REQUIREMENTS
Return the listing below verbatim. Pictures do not belong in the copy.

DATA TO PROCESS
- - - - -

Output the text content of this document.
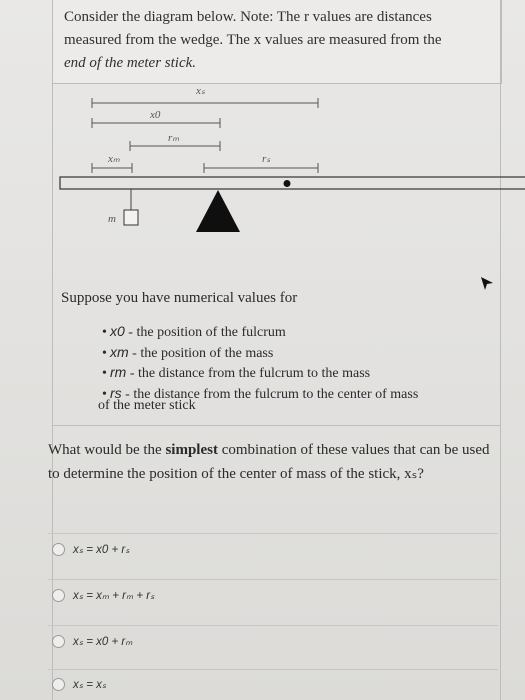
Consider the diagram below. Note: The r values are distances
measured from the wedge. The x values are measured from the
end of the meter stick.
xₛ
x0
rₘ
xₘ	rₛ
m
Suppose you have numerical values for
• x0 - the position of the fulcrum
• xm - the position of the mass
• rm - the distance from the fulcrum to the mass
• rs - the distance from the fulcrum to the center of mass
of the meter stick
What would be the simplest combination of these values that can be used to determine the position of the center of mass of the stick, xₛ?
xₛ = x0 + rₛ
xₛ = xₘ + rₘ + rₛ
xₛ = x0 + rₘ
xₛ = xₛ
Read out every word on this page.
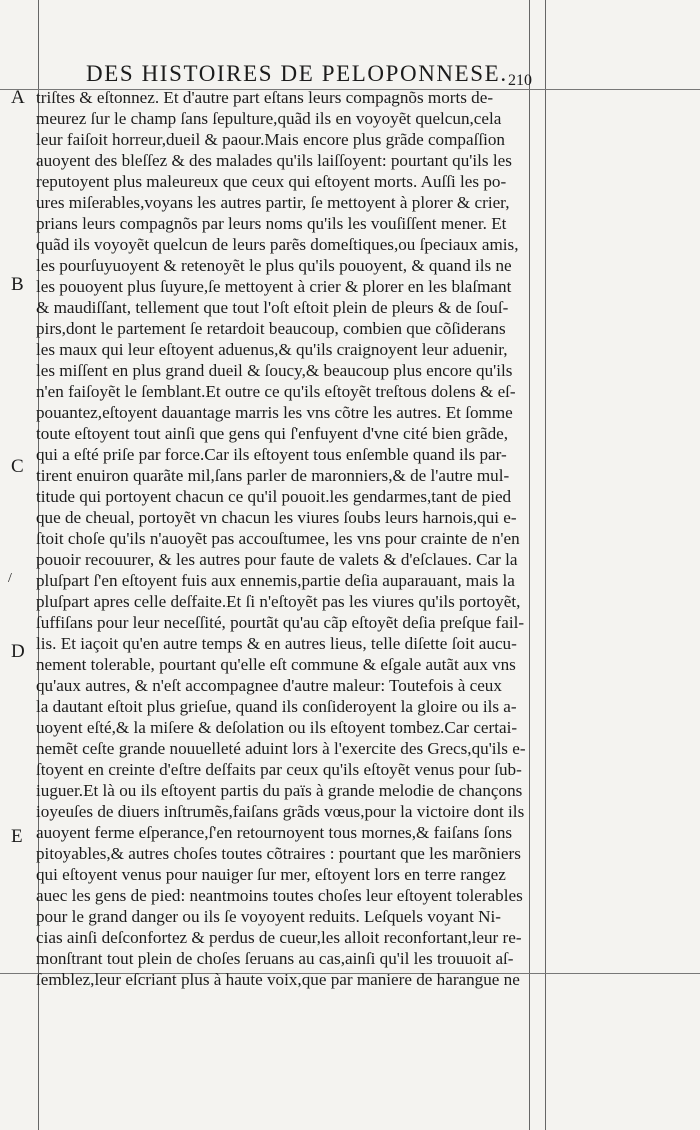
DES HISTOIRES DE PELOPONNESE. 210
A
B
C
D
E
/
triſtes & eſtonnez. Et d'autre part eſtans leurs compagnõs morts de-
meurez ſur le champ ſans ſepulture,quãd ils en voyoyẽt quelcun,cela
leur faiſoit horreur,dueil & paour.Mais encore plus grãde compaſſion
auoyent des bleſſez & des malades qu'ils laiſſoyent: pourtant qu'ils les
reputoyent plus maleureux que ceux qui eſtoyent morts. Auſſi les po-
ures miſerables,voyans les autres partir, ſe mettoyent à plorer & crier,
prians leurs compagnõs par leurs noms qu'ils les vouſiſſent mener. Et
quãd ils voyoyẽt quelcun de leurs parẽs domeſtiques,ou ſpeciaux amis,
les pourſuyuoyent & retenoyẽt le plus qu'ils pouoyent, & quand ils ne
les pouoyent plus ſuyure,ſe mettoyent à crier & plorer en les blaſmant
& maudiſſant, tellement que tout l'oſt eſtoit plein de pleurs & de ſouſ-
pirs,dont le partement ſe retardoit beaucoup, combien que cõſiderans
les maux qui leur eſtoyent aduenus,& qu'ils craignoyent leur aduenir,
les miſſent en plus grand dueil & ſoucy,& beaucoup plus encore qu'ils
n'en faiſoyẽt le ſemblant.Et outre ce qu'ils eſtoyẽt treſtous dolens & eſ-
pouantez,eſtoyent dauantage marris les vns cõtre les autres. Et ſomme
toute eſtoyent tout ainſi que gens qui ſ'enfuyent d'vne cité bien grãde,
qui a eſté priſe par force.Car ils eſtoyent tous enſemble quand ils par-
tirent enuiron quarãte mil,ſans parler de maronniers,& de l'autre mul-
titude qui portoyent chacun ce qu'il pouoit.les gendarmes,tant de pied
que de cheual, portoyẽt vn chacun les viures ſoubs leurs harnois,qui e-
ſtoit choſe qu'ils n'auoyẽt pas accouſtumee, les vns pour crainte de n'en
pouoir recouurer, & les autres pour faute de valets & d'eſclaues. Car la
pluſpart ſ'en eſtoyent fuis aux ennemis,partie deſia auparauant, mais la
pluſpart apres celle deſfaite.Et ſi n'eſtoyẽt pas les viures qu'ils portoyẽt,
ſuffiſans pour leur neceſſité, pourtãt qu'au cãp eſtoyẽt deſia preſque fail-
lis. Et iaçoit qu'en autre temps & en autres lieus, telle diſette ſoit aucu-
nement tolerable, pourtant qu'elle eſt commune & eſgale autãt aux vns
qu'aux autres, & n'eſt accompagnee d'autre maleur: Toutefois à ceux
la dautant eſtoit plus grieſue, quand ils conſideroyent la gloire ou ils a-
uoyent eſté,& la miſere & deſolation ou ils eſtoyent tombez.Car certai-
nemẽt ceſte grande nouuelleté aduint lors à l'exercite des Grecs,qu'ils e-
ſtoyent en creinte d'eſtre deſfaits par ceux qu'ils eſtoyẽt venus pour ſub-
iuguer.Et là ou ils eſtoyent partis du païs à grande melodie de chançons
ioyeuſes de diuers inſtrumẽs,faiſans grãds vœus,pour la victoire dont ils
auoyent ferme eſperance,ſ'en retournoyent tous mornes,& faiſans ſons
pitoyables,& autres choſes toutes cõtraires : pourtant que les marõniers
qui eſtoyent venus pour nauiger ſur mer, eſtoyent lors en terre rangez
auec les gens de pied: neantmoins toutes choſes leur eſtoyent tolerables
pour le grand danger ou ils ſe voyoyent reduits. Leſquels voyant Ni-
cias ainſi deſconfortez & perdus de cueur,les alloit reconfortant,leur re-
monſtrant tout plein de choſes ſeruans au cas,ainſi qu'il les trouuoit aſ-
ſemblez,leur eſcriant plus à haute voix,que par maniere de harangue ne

- - - - -

CORRECT RESPONSE
Output the text content of this document.
Consider the diagram below. Note: The r values are distances
measured from the wedge. The x values are measured from the
end of the meter stick.
xₛ
x0
rₘ
xₘ	rₛ
m
Suppose you have numerical values for
• x0 - the position of the fulcrum
• xm - the position of the mass
• rm - the distance from the fulcrum to the mass
• rs - the distance from the fulcrum to the center of mass
of the meter stick
What would be the simplest combination of these values that can be used to determine the position of the center of mass of the stick, xₛ?
xₛ = x0 + rₛ
xₛ = xₘ + rₘ + rₛ
xₛ = x0 + rₘ
xₛ = xₛ
Read out every word on this page.
DES HISTOIRES DE PELOPONNESE. 210
A
B
C
D
E
/
triſtes & eſtonnez. Et d'autre part eſtans leurs compagnõs morts de-
meurez ſur le champ ſans ſepulture,quãd ils en voyoyẽt quelcun,cela
leur faiſoit horreur,dueil & paour.Mais encore plus grãde compaſſion
auoyent des bleſſez & des malades qu'ils laiſſoyent: pourtant qu'ils les
reputoyent plus maleureux que ceux qui eſtoyent morts. Auſſi les po-
ures miſerables,voyans les autres partir, ſe mettoyent à plorer & crier,
prians leurs compagnõs par leurs noms qu'ils les vouſiſſent mener. Et
quãd ils voyoyẽt quelcun de leurs parẽs domeſtiques,ou ſpeciaux amis,
les pourſuyuoyent & retenoyẽt le plus qu'ils pouoyent, & quand ils ne
les pouoyent plus ſuyure,ſe mettoyent à crier & plorer en les blaſmant
& maudiſſant, tellement que tout l'oſt eſtoit plein de pleurs & de ſouſ-
pirs,dont le partement ſe retardoit beaucoup, combien que cõſiderans
les maux qui leur eſtoyent aduenus,& qu'ils craignoyent leur aduenir,
les miſſent en plus grand dueil & ſoucy,& beaucoup plus encore qu'ils
n'en faiſoyẽt le ſemblant.Et outre ce qu'ils eſtoyẽt treſtous dolens & eſ-
pouantez,eſtoyent dauantage marris les vns cõtre les autres. Et ſomme
toute eſtoyent tout ainſi que gens qui ſ'enfuyent d'vne cité bien grãde,
qui a eſté priſe par force.Car ils eſtoyent tous enſemble quand ils par-
tirent enuiron quarãte mil,ſans parler de maronniers,& de l'autre mul-
titude qui portoyent chacun ce qu'il pouoit.les gendarmes,tant de pied
que de cheual, portoyẽt vn chacun les viures ſoubs leurs harnois,qui e-
ſtoit choſe qu'ils n'auoyẽt pas accouſtumee, les vns pour crainte de n'en
pouoir recouurer, & les autres pour faute de valets & d'eſclaues. Car la
pluſpart ſ'en eſtoyent fuis aux ennemis,partie deſia auparauant, mais la
pluſpart apres celle deſfaite.Et ſi n'eſtoyẽt pas les viures qu'ils portoyẽt,
ſuffiſans pour leur neceſſité, pourtãt qu'au cãp eſtoyẽt deſia preſque fail-
lis. Et iaçoit qu'en autre temps & en autres lieus, telle diſette ſoit aucu-
nement tolerable, pourtant qu'elle eſt commune & eſgale autãt aux vns
qu'aux autres, & n'eſt accompagnee d'autre maleur: Toutefois à ceux
la dautant eſtoit plus grieſue, quand ils conſideroyent la gloire ou ils a-
uoyent eſté,& la miſere & deſolation ou ils eſtoyent tombez.Car certai-
nemẽt ceſte grande nouuelleté aduint lors à l'exercite des Grecs,qu'ils e-
ſtoyent en creinte d'eſtre deſfaits par ceux qu'ils eſtoyẽt venus pour ſub-
iuguer.Et là ou ils eſtoyent partis du païs à grande melodie de chançons
ioyeuſes de diuers inſtrumẽs,faiſans grãds vœus,pour la victoire dont ils
auoyent ferme eſperance,ſ'en retournoyent tous mornes,& faiſans ſons
pitoyables,& autres choſes toutes cõtraires : pourtant que les marõniers
qui eſtoyent venus pour nauiger ſur mer, eſtoyent lors en terre rangez
auec les gens de pied: neantmoins toutes choſes leur eſtoyent tolerables
pour le grand danger ou ils ſe voyoyent reduits. Leſquels voyant Ni-
cias ainſi deſconfortez & perdus de cueur,les alloit reconfortant,leur re-
monſtrant tout plein de choſes ſeruans au cas,ainſi qu'il les trouuoit aſ-
ſemblez,leur eſcriant plus à haute voix,que par maniere de harangue ne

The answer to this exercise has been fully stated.